TASK:
Copy each line that contains the string "KABİN".

(begin)

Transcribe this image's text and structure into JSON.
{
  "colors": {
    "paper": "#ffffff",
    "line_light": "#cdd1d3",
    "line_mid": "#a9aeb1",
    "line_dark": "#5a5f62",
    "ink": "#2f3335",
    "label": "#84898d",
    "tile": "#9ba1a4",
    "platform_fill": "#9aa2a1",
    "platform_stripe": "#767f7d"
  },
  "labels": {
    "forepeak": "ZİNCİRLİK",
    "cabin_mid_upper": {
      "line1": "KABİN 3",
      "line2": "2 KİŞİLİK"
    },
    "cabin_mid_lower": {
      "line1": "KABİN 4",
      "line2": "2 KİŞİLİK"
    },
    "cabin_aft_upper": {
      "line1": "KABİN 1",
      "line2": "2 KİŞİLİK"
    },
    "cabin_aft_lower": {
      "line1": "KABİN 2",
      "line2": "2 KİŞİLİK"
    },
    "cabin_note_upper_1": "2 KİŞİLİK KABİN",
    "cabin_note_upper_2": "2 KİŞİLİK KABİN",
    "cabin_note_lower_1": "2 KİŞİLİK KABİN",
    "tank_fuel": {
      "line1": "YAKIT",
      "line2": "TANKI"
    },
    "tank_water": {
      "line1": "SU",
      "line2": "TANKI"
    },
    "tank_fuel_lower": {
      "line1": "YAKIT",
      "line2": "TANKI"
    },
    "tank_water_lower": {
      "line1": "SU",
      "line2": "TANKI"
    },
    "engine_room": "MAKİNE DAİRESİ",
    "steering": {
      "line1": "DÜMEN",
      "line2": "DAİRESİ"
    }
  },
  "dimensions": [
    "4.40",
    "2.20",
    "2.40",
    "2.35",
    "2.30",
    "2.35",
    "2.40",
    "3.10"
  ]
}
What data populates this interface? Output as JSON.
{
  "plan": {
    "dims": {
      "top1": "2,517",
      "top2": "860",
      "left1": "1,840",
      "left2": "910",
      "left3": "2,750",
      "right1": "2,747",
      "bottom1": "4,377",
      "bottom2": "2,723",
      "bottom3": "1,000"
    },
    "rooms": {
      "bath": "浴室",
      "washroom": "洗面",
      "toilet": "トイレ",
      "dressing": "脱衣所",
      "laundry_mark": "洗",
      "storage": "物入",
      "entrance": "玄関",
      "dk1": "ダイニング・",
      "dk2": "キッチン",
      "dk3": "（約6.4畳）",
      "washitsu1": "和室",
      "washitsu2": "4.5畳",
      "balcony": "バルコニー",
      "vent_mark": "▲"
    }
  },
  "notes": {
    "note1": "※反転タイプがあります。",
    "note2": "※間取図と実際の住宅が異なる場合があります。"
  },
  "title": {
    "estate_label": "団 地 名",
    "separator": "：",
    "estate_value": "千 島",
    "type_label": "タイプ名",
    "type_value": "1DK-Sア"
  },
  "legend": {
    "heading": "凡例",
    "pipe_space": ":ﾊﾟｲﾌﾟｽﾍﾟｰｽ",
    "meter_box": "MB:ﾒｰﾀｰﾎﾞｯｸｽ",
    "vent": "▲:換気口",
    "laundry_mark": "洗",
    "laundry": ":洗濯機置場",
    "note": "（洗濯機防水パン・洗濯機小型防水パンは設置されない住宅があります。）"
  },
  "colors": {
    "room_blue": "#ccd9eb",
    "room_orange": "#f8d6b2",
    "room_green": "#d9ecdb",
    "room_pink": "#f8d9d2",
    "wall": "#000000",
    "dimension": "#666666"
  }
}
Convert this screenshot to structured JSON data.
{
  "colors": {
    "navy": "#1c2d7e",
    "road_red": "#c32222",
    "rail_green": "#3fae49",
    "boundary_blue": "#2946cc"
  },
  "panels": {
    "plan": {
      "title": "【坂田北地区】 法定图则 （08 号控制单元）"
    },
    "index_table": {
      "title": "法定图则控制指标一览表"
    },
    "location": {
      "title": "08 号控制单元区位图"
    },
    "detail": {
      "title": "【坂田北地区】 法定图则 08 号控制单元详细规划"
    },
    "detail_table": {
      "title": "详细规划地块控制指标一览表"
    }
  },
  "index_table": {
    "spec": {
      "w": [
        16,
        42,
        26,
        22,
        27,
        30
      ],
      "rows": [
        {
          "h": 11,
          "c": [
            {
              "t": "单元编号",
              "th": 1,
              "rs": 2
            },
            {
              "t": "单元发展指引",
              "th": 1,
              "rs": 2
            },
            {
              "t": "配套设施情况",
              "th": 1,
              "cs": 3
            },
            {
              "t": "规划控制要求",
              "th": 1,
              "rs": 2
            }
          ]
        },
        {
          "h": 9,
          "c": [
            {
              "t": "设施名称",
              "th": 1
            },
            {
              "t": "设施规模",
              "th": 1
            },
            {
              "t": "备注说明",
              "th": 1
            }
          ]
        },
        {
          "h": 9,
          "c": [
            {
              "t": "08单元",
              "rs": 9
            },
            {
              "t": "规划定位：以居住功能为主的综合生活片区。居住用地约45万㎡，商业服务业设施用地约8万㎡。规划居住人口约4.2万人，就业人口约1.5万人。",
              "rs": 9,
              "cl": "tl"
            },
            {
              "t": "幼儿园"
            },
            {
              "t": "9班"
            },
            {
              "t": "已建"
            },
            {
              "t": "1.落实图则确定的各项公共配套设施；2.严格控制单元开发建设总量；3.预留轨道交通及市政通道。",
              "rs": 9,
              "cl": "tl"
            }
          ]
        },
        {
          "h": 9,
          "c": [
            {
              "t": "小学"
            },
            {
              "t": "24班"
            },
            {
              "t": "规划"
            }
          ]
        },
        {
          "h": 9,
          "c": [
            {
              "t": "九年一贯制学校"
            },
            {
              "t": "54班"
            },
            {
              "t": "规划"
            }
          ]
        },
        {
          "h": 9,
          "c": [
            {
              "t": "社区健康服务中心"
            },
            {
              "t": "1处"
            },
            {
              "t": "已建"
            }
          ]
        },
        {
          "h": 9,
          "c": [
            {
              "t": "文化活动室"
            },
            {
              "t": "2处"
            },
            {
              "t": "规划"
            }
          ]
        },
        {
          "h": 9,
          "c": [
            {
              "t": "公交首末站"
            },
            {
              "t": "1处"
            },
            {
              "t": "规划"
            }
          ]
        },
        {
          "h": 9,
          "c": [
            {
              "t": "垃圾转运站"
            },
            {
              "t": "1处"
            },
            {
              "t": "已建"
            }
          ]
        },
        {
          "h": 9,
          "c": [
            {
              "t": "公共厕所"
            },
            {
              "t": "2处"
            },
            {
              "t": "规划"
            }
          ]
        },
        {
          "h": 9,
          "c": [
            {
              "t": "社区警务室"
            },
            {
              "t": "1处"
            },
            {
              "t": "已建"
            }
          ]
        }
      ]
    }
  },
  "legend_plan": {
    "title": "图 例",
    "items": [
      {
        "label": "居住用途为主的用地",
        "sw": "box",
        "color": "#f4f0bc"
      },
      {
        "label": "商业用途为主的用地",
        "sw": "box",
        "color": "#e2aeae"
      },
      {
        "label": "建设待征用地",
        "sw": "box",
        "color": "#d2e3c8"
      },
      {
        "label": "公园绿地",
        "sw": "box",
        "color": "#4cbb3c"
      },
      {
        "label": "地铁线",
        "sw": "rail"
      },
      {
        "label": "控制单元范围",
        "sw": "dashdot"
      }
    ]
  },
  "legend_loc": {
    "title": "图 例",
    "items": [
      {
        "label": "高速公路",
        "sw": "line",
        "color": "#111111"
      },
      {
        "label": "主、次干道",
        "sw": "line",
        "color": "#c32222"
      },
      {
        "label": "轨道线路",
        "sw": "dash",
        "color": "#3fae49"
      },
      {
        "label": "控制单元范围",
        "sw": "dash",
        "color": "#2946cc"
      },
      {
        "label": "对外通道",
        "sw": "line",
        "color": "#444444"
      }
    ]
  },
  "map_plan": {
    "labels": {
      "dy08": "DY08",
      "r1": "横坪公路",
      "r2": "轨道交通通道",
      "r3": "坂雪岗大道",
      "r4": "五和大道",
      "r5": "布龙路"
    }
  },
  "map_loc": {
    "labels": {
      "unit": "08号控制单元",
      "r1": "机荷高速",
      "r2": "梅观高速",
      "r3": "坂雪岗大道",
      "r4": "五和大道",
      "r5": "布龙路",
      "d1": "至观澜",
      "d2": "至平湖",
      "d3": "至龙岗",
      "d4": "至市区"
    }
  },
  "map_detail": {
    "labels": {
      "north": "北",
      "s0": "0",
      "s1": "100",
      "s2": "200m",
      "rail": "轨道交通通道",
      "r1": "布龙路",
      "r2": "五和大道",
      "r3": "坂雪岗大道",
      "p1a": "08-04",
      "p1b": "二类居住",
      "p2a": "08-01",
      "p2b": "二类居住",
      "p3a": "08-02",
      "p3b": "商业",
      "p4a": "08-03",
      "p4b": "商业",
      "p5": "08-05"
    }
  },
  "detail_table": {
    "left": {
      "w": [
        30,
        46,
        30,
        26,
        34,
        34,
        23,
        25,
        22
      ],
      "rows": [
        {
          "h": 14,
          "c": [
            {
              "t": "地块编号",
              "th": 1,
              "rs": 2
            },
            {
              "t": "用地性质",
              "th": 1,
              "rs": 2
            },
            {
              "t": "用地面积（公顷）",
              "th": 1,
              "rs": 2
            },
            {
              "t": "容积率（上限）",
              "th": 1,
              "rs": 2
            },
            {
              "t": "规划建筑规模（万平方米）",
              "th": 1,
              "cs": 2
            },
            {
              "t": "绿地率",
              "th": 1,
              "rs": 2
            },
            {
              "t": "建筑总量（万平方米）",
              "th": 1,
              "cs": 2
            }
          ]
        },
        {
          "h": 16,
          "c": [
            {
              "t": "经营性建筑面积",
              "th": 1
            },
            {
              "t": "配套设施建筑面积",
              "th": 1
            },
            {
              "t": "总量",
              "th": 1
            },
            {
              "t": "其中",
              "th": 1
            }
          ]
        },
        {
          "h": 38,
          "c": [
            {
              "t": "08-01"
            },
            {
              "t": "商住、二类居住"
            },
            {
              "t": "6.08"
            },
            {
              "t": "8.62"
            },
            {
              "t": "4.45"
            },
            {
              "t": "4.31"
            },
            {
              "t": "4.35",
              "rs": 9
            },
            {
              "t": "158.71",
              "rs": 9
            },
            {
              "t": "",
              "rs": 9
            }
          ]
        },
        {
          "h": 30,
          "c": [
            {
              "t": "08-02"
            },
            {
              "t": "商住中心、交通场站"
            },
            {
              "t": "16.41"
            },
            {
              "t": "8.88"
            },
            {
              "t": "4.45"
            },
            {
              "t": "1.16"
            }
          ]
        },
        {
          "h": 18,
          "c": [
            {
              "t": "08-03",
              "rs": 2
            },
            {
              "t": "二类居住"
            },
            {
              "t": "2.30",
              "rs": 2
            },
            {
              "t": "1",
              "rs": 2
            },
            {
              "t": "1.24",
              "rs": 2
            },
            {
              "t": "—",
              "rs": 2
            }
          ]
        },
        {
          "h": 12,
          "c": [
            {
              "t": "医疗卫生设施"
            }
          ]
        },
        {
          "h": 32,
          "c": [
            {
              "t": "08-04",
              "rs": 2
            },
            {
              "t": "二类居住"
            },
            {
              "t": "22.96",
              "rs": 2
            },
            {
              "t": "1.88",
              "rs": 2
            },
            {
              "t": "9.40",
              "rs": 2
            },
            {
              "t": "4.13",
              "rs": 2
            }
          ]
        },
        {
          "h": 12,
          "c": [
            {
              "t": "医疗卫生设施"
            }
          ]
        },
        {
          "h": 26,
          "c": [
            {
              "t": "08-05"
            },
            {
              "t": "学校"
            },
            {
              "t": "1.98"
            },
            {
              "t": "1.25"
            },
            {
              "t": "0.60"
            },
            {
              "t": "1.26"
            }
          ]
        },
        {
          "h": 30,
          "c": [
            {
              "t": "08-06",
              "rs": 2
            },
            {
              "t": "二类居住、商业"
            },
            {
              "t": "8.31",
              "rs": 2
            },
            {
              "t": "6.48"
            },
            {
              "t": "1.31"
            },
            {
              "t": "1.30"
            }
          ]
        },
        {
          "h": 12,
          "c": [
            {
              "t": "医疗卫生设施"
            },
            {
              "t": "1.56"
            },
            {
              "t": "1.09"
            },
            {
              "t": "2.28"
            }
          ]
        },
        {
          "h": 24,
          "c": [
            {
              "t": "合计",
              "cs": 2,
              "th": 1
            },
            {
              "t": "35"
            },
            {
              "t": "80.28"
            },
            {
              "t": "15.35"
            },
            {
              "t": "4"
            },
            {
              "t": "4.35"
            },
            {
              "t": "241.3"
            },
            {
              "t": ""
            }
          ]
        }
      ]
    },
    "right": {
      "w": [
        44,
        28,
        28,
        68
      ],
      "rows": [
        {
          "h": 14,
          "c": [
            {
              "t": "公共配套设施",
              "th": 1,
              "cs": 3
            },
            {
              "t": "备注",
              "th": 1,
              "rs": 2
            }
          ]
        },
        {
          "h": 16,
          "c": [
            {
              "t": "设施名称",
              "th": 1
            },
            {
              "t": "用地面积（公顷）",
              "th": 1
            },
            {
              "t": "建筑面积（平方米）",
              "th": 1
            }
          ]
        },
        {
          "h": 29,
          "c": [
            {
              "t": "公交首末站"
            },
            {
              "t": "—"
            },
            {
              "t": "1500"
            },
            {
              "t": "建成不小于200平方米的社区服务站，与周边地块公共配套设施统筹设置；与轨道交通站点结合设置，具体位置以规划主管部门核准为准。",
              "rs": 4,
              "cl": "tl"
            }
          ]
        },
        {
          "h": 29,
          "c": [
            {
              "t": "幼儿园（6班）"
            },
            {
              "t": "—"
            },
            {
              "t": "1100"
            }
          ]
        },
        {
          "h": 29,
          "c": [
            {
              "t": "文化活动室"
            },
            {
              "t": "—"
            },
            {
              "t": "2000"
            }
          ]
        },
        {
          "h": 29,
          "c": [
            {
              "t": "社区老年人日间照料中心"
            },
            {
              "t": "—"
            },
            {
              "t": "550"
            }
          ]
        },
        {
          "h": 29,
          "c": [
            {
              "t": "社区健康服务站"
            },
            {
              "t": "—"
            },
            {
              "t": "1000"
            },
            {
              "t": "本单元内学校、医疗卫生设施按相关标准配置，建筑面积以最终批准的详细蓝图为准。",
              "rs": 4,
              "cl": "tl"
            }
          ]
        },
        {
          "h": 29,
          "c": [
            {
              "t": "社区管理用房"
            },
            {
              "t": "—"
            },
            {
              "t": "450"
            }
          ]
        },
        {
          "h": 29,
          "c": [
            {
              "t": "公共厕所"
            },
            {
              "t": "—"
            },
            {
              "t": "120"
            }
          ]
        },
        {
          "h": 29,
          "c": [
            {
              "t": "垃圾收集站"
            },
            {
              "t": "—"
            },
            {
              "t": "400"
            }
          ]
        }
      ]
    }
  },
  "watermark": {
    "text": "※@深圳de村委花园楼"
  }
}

(end)

SOLUTION FOR THIS EXERCISE:
      "line1": "KABİN 3",
      "line1": "KABİN 4",
      "line1": "KABİN 1",
      "line1": "KABİN 2",
    "cabin_note_upper_1": "2 KİŞİLİK KABİN",
    "cabin_note_upper_2": "2 KİŞİLİK KABİN",
    "cabin_note_lower_1": "2 KİŞİLİK KABİN",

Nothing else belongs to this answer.